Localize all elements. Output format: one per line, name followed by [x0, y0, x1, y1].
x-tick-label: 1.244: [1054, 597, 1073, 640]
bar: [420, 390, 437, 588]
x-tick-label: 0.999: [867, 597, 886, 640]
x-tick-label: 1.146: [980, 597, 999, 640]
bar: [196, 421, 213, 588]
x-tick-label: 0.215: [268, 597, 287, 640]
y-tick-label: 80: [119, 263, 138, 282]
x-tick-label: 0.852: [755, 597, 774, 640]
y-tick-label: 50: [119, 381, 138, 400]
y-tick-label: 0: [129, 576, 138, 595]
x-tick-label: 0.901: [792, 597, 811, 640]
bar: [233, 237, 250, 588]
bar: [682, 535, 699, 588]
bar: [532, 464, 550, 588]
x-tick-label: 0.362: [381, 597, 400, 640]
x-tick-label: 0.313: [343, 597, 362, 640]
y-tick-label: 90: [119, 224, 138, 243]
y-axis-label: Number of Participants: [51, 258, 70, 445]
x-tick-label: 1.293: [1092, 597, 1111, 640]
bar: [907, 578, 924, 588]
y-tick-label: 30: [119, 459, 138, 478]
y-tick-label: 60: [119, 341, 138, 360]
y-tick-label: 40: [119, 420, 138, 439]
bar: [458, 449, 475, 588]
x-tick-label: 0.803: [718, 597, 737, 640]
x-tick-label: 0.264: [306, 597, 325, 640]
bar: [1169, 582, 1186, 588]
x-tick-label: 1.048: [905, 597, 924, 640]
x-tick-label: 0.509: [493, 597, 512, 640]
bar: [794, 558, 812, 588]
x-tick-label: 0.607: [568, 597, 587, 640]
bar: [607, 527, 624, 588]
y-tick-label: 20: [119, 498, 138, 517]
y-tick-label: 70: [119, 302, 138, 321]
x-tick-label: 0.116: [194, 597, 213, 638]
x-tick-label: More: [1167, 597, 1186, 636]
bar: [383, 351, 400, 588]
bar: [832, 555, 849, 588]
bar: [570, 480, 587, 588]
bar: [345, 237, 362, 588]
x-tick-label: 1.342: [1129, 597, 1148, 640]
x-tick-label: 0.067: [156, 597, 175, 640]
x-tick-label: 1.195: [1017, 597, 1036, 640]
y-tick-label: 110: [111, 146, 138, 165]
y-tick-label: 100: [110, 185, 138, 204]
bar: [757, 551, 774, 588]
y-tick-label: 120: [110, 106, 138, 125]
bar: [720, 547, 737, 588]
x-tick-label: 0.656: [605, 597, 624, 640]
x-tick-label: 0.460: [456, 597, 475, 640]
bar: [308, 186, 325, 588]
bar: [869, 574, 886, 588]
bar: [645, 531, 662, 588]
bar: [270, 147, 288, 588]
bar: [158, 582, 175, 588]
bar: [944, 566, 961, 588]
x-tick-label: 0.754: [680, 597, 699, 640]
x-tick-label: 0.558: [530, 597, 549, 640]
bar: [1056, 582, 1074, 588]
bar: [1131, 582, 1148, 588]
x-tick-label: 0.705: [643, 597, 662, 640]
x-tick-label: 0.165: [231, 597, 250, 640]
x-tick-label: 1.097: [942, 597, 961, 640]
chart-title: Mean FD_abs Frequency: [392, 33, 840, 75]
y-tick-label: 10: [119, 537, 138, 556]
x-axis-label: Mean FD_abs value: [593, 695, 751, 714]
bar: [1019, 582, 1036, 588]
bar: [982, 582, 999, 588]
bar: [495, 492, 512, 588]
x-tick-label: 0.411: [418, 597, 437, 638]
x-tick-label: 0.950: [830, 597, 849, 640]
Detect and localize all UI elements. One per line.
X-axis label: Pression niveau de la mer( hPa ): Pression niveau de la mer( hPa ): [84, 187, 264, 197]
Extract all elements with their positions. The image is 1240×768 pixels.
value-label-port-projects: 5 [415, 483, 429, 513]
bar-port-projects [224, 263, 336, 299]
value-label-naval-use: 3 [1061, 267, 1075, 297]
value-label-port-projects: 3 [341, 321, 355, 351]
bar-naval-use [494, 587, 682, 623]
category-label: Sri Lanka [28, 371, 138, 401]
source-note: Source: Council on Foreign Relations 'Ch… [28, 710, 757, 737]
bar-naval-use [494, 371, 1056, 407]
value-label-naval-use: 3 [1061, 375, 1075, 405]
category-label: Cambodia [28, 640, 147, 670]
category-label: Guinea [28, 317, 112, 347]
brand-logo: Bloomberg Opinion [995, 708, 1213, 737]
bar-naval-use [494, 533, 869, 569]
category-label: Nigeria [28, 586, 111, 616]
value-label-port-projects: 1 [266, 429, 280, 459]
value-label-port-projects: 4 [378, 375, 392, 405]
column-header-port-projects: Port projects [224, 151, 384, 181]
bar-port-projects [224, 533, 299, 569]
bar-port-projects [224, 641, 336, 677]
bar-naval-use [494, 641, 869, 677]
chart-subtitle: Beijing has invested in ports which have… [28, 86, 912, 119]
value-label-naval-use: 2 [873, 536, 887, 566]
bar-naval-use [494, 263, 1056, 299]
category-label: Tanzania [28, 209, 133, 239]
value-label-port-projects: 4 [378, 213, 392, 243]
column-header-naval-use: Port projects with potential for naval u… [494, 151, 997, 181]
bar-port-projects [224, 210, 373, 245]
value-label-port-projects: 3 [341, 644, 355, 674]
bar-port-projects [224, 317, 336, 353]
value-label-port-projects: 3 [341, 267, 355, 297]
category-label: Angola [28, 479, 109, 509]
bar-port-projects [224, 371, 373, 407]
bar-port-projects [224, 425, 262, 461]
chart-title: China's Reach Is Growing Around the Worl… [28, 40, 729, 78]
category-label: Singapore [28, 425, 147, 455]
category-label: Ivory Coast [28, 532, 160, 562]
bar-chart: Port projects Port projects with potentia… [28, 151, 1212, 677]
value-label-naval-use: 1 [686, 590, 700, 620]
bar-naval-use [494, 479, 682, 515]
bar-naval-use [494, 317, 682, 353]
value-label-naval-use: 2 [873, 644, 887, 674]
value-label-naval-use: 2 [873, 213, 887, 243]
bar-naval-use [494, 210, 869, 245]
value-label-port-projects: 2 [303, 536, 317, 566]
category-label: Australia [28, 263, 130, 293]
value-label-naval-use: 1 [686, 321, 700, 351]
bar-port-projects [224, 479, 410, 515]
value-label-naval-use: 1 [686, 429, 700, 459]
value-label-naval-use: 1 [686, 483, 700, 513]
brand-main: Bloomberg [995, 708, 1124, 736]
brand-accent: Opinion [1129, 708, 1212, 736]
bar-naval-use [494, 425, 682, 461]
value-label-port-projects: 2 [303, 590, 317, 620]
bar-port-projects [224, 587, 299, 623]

● Challenge
Copy every row above word for word, with nothing changed.

● Exercise response
Localize all elements. Output format: one per line, name followed by [x0, y0, x1, y1].
x-tick-label: 1.244: [1054, 597, 1073, 640]
bar: [420, 390, 437, 588]
x-tick-label: 0.999: [867, 597, 886, 640]
x-tick-label: 1.146: [980, 597, 999, 640]
bar: [196, 421, 213, 588]
x-tick-label: 0.215: [268, 597, 287, 640]
y-tick-label: 80: [119, 263, 138, 282]
x-tick-label: 0.852: [755, 597, 774, 640]
y-tick-label: 50: [119, 381, 138, 400]
y-tick-label: 0: [129, 576, 138, 595]
x-tick-label: 0.901: [792, 597, 811, 640]
bar: [233, 237, 250, 588]
bar: [682, 535, 699, 588]
bar: [532, 464, 550, 588]
x-tick-label: 0.362: [381, 597, 400, 640]
x-tick-label: 0.313: [343, 597, 362, 640]
y-tick-label: 90: [119, 224, 138, 243]
y-axis-label: Number of Participants: [51, 258, 70, 445]
x-tick-label: 1.293: [1092, 597, 1111, 640]
bar: [907, 578, 924, 588]
y-tick-label: 30: [119, 459, 138, 478]
y-tick-label: 60: [119, 341, 138, 360]
y-tick-label: 40: [119, 420, 138, 439]
bar: [458, 449, 475, 588]
x-tick-label: 0.803: [718, 597, 737, 640]
x-tick-label: 0.264: [306, 597, 325, 640]
bar: [1169, 582, 1186, 588]
x-tick-label: 1.048: [905, 597, 924, 640]
x-tick-label: 0.509: [493, 597, 512, 640]
bar: [794, 558, 812, 588]
x-tick-label: 0.607: [568, 597, 587, 640]
bar: [607, 527, 624, 588]
y-tick-label: 20: [119, 498, 138, 517]
y-tick-label: 70: [119, 302, 138, 321]
x-tick-label: 0.116: [194, 597, 213, 638]
x-tick-label: More: [1167, 597, 1186, 636]
bar: [383, 351, 400, 588]
bar: [832, 555, 849, 588]
bar: [570, 480, 587, 588]
bar: [345, 237, 362, 588]
x-tick-label: 1.342: [1129, 597, 1148, 640]
x-tick-label: 0.067: [156, 597, 175, 640]
x-tick-label: 1.195: [1017, 597, 1036, 640]
y-tick-label: 110: [111, 146, 138, 165]
y-tick-label: 100: [110, 185, 138, 204]
bar: [757, 551, 774, 588]
y-tick-label: 120: [110, 106, 138, 125]
bar: [720, 547, 737, 588]
x-tick-label: 0.656: [605, 597, 624, 640]
x-tick-label: 0.460: [456, 597, 475, 640]
bar: [308, 186, 325, 588]
bar: [869, 574, 886, 588]
bar: [645, 531, 662, 588]
bar: [270, 147, 288, 588]
bar: [158, 582, 175, 588]
bar: [944, 566, 961, 588]
x-tick-label: 0.754: [680, 597, 699, 640]
x-tick-label: 0.558: [530, 597, 549, 640]
bar: [1056, 582, 1074, 588]
bar: [1131, 582, 1148, 588]
x-tick-label: 0.705: [643, 597, 662, 640]
x-tick-label: 0.165: [231, 597, 250, 640]
x-tick-label: 1.097: [942, 597, 961, 640]
chart-title: Mean FD_abs Frequency: [392, 33, 840, 75]
y-tick-label: 10: [119, 537, 138, 556]
x-axis-label: Mean FD_abs value: [593, 695, 751, 714]
bar: [1019, 582, 1036, 588]
bar: [982, 582, 999, 588]
bar: [495, 492, 512, 588]
x-tick-label: 0.411: [418, 597, 437, 638]
x-tick-label: 0.950: [830, 597, 849, 640]
Detect and localize all UI elements. One per line.
X-axis label: Pression niveau de la mer( hPa ): Pression niveau de la mer( hPa ): [84, 187, 264, 197]
Extract all elements with their positions. The image is 1240×768 pixels.
value-label-port-projects: 5 [415, 483, 429, 513]
bar-port-projects [224, 263, 336, 299]
value-label-naval-use: 3 [1061, 267, 1075, 297]
value-label-port-projects: 3 [341, 321, 355, 351]
bar-naval-use [494, 587, 682, 623]
category-label: Sri Lanka [28, 371, 138, 401]
source-note: Source: Council on Foreign Relations 'Ch… [28, 710, 757, 737]
bar-naval-use [494, 371, 1056, 407]
value-label-naval-use: 3 [1061, 375, 1075, 405]
category-label: Cambodia [28, 640, 147, 670]
category-label: Guinea [28, 317, 112, 347]
brand-logo: Bloomberg Opinion [995, 708, 1213, 737]
bar-naval-use [494, 533, 869, 569]
category-label: Nigeria [28, 586, 111, 616]
value-label-port-projects: 1 [266, 429, 280, 459]
value-label-port-projects: 4 [378, 375, 392, 405]
column-header-port-projects: Port projects [224, 151, 384, 181]
bar-port-projects [224, 533, 299, 569]
bar-port-projects [224, 641, 336, 677]
bar-naval-use [494, 641, 869, 677]
chart-subtitle: Beijing has invested in ports which have… [28, 86, 912, 119]
value-label-naval-use: 2 [873, 536, 887, 566]
bar-naval-use [494, 263, 1056, 299]
category-label: Tanzania [28, 209, 133, 239]
value-label-port-projects: 4 [378, 213, 392, 243]
column-header-naval-use: Port projects with potential for naval u… [494, 151, 997, 181]
bar-port-projects [224, 210, 373, 245]
value-label-port-projects: 3 [341, 644, 355, 674]
bar-port-projects [224, 317, 336, 353]
value-label-port-projects: 3 [341, 267, 355, 297]
category-label: Angola [28, 479, 109, 509]
bar-port-projects [224, 371, 373, 407]
bar-port-projects [224, 425, 262, 461]
chart-title: China's Reach Is Growing Around the Worl… [28, 40, 729, 78]
category-label: Singapore [28, 425, 147, 455]
category-label: Ivory Coast [28, 532, 160, 562]
bar-chart: Port projects Port projects with potentia… [28, 151, 1212, 677]
value-label-naval-use: 1 [686, 590, 700, 620]
bar-naval-use [494, 479, 682, 515]
bar-naval-use [494, 317, 682, 353]
value-label-naval-use: 2 [873, 644, 887, 674]
value-label-naval-use: 2 [873, 213, 887, 243]
bar-naval-use [494, 210, 869, 245]
value-label-port-projects: 2 [303, 536, 317, 566]
category-label: Australia [28, 263, 130, 293]
value-label-naval-use: 1 [686, 321, 700, 351]
bar-port-projects [224, 479, 410, 515]
value-label-naval-use: 1 [686, 429, 700, 459]
value-label-naval-use: 1 [686, 483, 700, 513]
brand-main: Bloomberg [995, 708, 1124, 736]
brand-accent: Opinion [1129, 708, 1212, 736]
bar-naval-use [494, 425, 682, 461]
value-label-port-projects: 2 [303, 590, 317, 620]
bar-port-projects [224, 587, 299, 623]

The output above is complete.